[Recorded data]

::::::::::

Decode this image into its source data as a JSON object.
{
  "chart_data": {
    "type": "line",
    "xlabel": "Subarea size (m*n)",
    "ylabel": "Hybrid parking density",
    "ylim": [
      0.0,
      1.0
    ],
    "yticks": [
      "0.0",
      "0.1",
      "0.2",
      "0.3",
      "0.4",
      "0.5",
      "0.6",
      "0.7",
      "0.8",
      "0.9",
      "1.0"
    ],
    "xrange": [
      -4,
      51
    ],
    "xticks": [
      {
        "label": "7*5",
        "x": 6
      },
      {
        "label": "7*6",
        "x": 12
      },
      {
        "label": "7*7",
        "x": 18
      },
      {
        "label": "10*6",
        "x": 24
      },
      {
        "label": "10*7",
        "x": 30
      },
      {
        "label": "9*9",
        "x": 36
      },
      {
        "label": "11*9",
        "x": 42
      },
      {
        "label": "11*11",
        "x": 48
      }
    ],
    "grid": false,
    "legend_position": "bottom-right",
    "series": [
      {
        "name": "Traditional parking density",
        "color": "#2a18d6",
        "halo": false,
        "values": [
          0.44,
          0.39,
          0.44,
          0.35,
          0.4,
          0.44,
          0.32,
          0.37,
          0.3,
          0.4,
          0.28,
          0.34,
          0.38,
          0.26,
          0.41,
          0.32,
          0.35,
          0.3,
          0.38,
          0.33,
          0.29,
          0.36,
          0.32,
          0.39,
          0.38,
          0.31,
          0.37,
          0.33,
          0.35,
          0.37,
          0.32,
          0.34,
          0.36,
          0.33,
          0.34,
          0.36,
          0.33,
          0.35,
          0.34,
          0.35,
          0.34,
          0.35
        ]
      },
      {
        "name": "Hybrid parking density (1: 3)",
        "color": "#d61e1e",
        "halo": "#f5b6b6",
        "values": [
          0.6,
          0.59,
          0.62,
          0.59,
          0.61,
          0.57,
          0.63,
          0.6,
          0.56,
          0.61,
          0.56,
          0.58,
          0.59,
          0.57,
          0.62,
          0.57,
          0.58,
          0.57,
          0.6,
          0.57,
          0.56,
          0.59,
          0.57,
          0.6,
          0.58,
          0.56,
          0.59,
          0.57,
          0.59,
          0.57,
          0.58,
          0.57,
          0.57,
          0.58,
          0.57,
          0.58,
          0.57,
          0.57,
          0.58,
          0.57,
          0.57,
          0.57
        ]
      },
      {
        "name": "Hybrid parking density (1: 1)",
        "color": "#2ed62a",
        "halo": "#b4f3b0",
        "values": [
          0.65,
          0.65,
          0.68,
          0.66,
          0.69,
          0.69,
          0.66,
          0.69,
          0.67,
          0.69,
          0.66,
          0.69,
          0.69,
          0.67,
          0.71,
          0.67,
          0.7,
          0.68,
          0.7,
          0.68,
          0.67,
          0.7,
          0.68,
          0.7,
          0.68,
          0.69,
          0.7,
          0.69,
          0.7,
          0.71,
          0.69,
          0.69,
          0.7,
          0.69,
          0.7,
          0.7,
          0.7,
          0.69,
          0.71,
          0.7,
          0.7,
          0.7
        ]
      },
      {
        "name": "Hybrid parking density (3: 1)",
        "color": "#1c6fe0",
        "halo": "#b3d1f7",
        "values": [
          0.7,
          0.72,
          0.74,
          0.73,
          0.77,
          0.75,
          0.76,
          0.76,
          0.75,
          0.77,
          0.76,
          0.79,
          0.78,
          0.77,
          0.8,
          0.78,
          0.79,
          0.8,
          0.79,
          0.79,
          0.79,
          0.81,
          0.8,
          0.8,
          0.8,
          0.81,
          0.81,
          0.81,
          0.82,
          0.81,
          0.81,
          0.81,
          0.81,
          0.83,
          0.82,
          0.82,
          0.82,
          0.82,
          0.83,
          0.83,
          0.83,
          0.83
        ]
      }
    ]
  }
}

::::::::::

◆ Request
Reply with nothing except the number of lines in the listing above that include "halo".

◆ Full response
4